--- begin DATA IN THIS EXERCISE ---

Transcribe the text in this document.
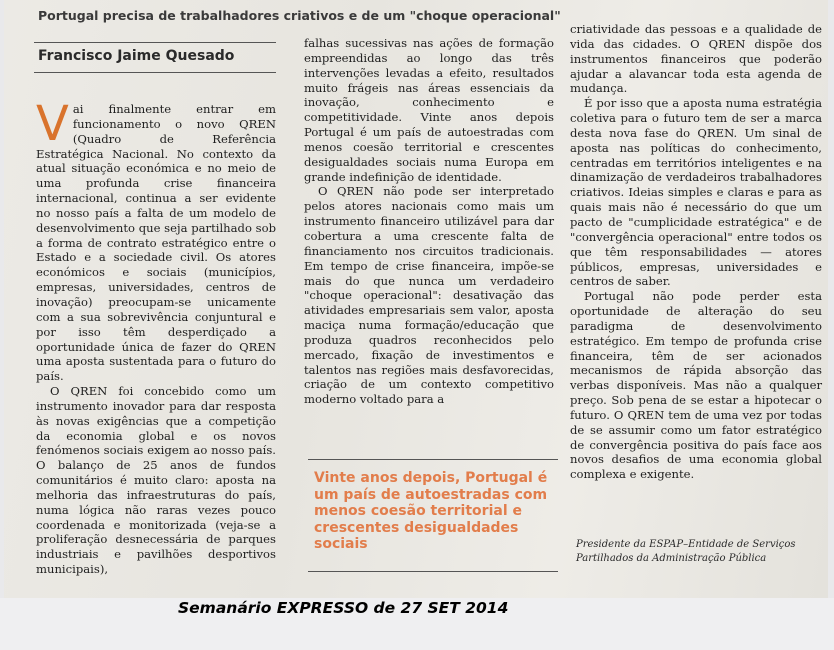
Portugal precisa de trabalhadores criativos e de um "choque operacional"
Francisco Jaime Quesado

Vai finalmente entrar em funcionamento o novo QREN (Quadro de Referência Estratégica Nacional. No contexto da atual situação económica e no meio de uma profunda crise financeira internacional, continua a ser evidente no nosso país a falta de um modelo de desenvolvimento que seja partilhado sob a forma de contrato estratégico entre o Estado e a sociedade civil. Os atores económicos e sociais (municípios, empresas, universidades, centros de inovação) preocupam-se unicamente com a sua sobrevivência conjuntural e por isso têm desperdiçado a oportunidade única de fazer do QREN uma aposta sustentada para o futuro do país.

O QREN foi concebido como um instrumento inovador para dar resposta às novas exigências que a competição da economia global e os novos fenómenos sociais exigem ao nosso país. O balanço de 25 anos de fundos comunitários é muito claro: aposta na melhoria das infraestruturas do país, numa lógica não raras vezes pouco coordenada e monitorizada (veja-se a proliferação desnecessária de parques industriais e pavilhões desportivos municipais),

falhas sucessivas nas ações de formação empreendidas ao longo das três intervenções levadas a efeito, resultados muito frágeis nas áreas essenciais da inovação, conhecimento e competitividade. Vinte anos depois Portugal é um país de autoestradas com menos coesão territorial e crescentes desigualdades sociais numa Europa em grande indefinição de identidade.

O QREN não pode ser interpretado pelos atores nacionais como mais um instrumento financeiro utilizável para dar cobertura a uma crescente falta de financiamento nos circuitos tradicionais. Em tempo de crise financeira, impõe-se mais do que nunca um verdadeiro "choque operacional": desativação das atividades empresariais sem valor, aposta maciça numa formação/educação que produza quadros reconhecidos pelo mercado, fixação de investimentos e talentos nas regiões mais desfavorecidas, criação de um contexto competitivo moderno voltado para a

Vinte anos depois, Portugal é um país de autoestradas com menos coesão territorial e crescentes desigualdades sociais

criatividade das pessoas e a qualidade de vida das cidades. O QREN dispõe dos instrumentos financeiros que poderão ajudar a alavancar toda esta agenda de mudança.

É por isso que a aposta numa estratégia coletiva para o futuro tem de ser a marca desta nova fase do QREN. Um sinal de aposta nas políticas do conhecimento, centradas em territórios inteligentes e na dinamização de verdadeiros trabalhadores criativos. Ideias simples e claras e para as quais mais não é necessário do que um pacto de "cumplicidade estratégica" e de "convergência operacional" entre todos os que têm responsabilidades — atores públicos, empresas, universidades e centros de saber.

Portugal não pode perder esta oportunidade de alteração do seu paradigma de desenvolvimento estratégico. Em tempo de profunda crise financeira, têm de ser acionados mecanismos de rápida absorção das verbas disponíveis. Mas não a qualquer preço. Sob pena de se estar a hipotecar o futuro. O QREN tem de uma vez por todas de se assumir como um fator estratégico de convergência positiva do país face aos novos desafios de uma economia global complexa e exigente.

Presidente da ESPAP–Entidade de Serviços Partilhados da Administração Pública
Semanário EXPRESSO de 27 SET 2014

--- end DATA IN THIS EXERCISE ---

TASK OBJECTIVE =>
A faithful copy of the records above is needed, with the pictures left out.

RESPONSE TO THE EXERCISE =>
Transcribe the text in this document.
Portugal precisa de trabalhadores criativos e de um "choque operacional"
Francisco Jaime Quesado

Vai finalmente entrar em funcionamento o novo QREN (Quadro de Referência Estratégica Nacional. No contexto da atual situação económica e no meio de uma profunda crise financeira internacional, continua a ser evidente no nosso país a falta de um modelo de desenvolvimento que seja partilhado sob a forma de contrato estratégico entre o Estado e a sociedade civil. Os atores económicos e sociais (municípios, empresas, universidades, centros de inovação) preocupam-se unicamente com a sua sobrevivência conjuntural e por isso têm desperdiçado a oportunidade única de fazer do QREN uma aposta sustentada para o futuro do país.

O QREN foi concebido como um instrumento inovador para dar resposta às novas exigências que a competição da economia global e os novos fenómenos sociais exigem ao nosso país. O balanço de 25 anos de fundos comunitários é muito claro: aposta na melhoria das infraestruturas do país, numa lógica não raras vezes pouco coordenada e monitorizada (veja-se a proliferação desnecessária de parques industriais e pavilhões desportivos municipais),

falhas sucessivas nas ações de formação empreendidas ao longo das três intervenções levadas a efeito, resultados muito frágeis nas áreas essenciais da inovação, conhecimento e competitividade. Vinte anos depois Portugal é um país de autoestradas com menos coesão territorial e crescentes desigualdades sociais numa Europa em grande indefinição de identidade.

O QREN não pode ser interpretado pelos atores nacionais como mais um instrumento financeiro utilizável para dar cobertura a uma crescente falta de financiamento nos circuitos tradicionais. Em tempo de crise financeira, impõe-se mais do que nunca um verdadeiro "choque operacional": desativação das atividades empresariais sem valor, aposta maciça numa formação/educação que produza quadros reconhecidos pelo mercado, fixação de investimentos e talentos nas regiões mais desfavorecidas, criação de um contexto competitivo moderno voltado para a

Vinte anos depois, Portugal é um país de autoestradas com menos coesão territorial e crescentes desigualdades sociais

criatividade das pessoas e a qualidade de vida das cidades. O QREN dispõe dos instrumentos financeiros que poderão ajudar a alavancar toda esta agenda de mudança.

É por isso que a aposta numa estratégia coletiva para o futuro tem de ser a marca desta nova fase do QREN. Um sinal de aposta nas políticas do conhecimento, centradas em territórios inteligentes e na dinamização de verdadeiros trabalhadores criativos. Ideias simples e claras e para as quais mais não é necessário do que um pacto de "cumplicidade estratégica" e de "convergência operacional" entre todos os que têm responsabilidades — atores públicos, empresas, universidades e centros de saber.

Portugal não pode perder esta oportunidade de alteração do seu paradigma de desenvolvimento estratégico. Em tempo de profunda crise financeira, têm de ser acionados mecanismos de rápida absorção das verbas disponíveis. Mas não a qualquer preço. Sob pena de se estar a hipotecar o futuro. O QREN tem de uma vez por todas de se assumir como um fator estratégico de convergência positiva do país face aos novos desafios de uma economia global complexa e exigente.

Presidente da ESPAP–Entidade de Serviços Partilhados da Administração Pública
Semanário EXPRESSO de 27 SET 2014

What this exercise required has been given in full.